◆ What to do
In the entries below, identify every line with the string "Sweep" and copy it.

** START Data entries **

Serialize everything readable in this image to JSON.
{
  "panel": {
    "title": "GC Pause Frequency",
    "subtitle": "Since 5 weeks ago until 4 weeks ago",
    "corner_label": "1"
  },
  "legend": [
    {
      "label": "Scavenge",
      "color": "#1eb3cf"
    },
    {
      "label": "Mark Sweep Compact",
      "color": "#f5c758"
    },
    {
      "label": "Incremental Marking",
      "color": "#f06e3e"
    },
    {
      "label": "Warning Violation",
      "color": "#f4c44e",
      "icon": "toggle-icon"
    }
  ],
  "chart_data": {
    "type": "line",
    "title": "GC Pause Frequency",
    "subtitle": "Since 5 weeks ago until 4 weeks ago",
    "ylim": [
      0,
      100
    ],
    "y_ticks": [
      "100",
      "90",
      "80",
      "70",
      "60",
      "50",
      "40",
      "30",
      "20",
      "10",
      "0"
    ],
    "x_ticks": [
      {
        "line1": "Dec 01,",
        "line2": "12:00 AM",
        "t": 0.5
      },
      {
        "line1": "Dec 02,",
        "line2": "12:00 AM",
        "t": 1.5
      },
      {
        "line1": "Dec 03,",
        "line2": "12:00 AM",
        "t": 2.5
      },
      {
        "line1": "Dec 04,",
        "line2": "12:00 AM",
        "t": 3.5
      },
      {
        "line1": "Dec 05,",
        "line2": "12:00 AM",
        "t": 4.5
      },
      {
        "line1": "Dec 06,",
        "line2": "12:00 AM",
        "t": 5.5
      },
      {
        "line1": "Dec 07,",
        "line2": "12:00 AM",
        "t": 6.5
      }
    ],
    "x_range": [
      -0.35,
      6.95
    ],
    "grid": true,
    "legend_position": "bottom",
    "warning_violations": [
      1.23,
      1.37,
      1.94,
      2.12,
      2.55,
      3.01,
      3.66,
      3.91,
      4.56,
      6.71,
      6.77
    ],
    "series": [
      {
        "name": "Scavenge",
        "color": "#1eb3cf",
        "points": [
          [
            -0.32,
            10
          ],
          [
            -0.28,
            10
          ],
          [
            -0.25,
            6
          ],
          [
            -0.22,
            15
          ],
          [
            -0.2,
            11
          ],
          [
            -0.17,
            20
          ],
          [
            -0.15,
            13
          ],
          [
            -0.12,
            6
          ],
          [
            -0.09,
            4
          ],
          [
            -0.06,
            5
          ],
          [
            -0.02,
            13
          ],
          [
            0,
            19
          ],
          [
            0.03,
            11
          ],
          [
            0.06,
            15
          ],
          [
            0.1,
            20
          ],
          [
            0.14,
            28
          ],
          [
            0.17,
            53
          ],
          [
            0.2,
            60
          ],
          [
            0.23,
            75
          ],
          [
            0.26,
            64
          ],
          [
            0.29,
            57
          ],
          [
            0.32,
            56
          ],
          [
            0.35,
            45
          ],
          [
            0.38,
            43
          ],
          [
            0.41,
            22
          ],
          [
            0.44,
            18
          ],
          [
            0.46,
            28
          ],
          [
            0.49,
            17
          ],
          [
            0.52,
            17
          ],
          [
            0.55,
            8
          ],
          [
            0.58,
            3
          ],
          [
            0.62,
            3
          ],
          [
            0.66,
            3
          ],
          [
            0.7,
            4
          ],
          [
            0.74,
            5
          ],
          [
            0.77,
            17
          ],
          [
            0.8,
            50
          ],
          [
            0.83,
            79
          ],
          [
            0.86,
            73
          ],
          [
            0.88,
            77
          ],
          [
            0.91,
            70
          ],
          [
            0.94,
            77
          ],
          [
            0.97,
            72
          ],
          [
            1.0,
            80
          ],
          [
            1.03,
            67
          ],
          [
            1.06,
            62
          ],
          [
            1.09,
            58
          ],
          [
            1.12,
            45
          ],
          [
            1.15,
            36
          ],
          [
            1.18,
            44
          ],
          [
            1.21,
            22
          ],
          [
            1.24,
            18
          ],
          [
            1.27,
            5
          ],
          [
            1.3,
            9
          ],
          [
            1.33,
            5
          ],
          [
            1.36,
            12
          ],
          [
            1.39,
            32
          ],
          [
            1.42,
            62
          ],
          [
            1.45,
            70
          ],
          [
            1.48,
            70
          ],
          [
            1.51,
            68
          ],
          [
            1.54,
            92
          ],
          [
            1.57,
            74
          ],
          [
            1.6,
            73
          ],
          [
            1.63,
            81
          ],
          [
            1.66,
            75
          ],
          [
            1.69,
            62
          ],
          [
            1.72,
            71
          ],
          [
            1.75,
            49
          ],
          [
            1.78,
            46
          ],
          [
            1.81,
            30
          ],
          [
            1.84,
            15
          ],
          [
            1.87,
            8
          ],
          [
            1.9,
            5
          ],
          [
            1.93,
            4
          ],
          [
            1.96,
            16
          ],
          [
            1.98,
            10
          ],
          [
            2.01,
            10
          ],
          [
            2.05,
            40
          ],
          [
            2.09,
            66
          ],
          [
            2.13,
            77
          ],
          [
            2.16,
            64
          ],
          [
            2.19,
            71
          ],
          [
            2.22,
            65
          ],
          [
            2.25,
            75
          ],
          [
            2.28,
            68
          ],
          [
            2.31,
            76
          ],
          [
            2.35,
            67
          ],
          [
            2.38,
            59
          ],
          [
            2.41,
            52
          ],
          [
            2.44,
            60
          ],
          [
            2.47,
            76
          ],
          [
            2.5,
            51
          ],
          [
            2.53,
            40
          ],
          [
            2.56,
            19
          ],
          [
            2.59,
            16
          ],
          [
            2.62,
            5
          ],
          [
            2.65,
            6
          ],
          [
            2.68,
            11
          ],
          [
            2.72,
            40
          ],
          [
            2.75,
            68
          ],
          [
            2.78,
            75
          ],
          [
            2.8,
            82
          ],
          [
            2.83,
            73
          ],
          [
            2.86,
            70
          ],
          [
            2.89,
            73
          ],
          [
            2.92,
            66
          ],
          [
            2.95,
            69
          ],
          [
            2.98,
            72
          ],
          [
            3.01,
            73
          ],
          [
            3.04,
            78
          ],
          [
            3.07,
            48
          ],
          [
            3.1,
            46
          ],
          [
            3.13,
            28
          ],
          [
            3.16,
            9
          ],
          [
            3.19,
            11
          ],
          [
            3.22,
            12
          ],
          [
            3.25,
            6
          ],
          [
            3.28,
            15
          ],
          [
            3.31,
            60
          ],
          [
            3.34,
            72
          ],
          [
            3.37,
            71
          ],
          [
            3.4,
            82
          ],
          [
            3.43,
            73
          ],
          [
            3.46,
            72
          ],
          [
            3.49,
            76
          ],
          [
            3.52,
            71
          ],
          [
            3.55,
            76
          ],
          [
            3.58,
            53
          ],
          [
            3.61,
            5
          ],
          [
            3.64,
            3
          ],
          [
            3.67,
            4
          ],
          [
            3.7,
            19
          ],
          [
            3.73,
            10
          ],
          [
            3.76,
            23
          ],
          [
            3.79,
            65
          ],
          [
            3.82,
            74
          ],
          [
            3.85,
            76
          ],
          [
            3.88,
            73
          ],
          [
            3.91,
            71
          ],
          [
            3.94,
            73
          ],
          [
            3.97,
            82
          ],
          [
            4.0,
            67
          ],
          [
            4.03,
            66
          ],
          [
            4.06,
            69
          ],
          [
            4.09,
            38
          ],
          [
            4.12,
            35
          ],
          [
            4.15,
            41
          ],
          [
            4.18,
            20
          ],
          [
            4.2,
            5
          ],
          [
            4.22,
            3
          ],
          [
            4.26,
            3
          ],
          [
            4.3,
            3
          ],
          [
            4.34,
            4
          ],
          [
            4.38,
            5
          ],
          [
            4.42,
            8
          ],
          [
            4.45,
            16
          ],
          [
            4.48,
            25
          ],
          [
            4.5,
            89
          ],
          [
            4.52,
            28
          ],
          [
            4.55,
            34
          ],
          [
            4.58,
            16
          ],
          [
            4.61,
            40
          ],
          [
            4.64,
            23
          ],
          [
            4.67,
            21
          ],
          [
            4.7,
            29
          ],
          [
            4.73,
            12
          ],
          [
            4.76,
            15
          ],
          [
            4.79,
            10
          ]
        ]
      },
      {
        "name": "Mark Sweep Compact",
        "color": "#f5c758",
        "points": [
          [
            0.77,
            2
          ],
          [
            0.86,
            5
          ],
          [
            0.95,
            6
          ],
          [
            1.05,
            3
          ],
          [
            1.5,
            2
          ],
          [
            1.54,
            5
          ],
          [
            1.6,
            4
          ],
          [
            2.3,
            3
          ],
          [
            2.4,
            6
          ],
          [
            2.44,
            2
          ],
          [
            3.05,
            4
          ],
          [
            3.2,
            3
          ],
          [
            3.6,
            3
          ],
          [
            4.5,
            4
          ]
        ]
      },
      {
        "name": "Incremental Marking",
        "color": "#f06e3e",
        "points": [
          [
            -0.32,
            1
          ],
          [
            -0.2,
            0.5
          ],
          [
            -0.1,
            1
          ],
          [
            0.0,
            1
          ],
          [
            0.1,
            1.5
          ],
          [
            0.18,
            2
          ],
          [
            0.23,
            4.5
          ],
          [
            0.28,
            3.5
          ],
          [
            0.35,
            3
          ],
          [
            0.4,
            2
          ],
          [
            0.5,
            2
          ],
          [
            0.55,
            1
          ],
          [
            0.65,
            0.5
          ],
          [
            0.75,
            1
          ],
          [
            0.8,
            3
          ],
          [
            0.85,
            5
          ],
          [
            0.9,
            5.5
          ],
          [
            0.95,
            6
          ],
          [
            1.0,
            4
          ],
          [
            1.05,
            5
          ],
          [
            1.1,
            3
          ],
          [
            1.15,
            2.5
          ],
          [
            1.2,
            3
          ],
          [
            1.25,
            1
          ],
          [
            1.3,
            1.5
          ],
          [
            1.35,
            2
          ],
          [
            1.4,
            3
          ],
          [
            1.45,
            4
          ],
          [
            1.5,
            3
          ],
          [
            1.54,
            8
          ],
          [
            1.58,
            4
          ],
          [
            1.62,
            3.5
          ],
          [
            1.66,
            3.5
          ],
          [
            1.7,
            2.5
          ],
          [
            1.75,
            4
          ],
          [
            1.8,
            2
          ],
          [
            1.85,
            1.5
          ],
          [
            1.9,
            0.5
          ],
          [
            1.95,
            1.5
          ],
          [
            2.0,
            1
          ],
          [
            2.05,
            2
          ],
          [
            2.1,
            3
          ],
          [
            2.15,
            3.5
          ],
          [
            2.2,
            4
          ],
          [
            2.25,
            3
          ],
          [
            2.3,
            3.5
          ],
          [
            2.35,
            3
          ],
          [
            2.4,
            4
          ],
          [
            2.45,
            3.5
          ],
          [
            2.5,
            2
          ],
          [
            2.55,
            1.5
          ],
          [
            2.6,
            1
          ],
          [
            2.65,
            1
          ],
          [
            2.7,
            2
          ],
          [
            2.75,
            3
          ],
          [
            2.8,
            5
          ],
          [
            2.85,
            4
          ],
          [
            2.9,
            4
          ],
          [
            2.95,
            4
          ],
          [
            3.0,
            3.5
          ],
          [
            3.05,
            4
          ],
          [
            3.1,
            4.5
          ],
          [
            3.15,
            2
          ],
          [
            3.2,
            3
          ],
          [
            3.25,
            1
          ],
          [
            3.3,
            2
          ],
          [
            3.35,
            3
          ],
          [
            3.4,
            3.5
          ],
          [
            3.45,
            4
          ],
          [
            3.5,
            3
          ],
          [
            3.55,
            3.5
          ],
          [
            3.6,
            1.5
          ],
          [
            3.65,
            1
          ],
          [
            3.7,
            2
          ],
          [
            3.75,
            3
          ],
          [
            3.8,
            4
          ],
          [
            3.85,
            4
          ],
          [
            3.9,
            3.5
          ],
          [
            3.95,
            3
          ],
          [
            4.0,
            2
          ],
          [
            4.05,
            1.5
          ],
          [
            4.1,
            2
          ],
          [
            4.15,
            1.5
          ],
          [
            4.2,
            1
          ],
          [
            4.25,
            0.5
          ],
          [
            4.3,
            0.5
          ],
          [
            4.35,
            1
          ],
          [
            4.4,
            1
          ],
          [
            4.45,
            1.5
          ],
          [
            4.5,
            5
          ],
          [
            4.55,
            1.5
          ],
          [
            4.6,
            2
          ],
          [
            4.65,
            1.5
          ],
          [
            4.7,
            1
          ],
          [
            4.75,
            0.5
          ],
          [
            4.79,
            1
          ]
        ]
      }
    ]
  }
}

** END Data entries **

◆ Exercise output
      "label": "Mark Sweep Compact",
        "name": "Mark Sweep Compact",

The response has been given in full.